[BEGIN MATERIAL SHOWN]

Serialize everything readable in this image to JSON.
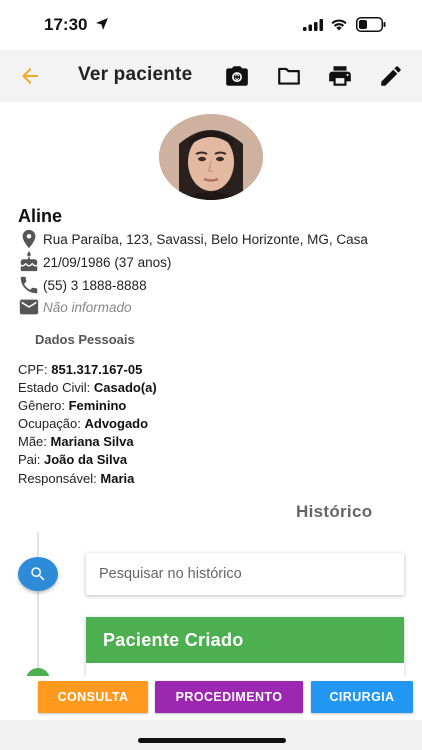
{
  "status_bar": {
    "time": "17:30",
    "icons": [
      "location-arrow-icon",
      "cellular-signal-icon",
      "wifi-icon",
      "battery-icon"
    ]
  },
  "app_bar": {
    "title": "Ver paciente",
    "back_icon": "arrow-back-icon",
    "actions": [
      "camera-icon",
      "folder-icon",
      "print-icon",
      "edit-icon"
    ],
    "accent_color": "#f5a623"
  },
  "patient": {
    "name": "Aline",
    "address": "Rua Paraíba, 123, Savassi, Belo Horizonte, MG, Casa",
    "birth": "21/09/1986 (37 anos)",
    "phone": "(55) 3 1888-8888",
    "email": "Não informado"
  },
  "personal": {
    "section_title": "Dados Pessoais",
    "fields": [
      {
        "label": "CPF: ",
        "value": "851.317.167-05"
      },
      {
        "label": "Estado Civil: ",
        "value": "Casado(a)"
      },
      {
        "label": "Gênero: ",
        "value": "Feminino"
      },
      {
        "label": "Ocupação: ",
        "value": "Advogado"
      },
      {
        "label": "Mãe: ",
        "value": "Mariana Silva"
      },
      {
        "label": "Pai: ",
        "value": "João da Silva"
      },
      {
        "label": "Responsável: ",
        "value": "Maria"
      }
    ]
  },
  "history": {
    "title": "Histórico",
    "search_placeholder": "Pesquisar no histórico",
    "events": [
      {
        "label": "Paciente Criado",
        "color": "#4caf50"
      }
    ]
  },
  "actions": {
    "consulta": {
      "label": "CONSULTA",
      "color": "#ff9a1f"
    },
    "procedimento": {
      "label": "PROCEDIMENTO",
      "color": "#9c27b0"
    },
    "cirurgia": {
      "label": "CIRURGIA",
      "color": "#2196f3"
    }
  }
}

[END MATERIAL SHOWN]

* _THE EXERCISE_
Reproduce all of the data exactly, omitting each picture it holds.

* _RESULT OF THIS EXERCISE_
Serialize everything readable in this image to JSON.
{
  "status_bar": {
    "time": "17:30",
    "icons": [
      "location-arrow-icon",
      "cellular-signal-icon",
      "wifi-icon",
      "battery-icon"
    ]
  },
  "app_bar": {
    "title": "Ver paciente",
    "back_icon": "arrow-back-icon",
    "actions": [
      "camera-icon",
      "folder-icon",
      "print-icon",
      "edit-icon"
    ],
    "accent_color": "#f5a623"
  },
  "patient": {
    "name": "Aline",
    "address": "Rua Paraíba, 123, Savassi, Belo Horizonte, MG, Casa",
    "birth": "21/09/1986 (37 anos)",
    "phone": "(55) 3 1888-8888",
    "email": "Não informado"
  },
  "personal": {
    "section_title": "Dados Pessoais",
    "fields": [
      {
        "label": "CPF: ",
        "value": "851.317.167-05"
      },
      {
        "label": "Estado Civil: ",
        "value": "Casado(a)"
      },
      {
        "label": "Gênero: ",
        "value": "Feminino"
      },
      {
        "label": "Ocupação: ",
        "value": "Advogado"
      },
      {
        "label": "Mãe: ",
        "value": "Mariana Silva"
      },
      {
        "label": "Pai: ",
        "value": "João da Silva"
      },
      {
        "label": "Responsável: ",
        "value": "Maria"
      }
    ]
  },
  "history": {
    "title": "Histórico",
    "search_placeholder": "Pesquisar no histórico",
    "events": [
      {
        "label": "Paciente Criado",
        "color": "#4caf50"
      }
    ]
  },
  "actions": {
    "consulta": {
      "label": "CONSULTA",
      "color": "#ff9a1f"
    },
    "procedimento": {
      "label": "PROCEDIMENTO",
      "color": "#9c27b0"
    },
    "cirurgia": {
      "label": "CIRURGIA",
      "color": "#2196f3"
    }
  }
}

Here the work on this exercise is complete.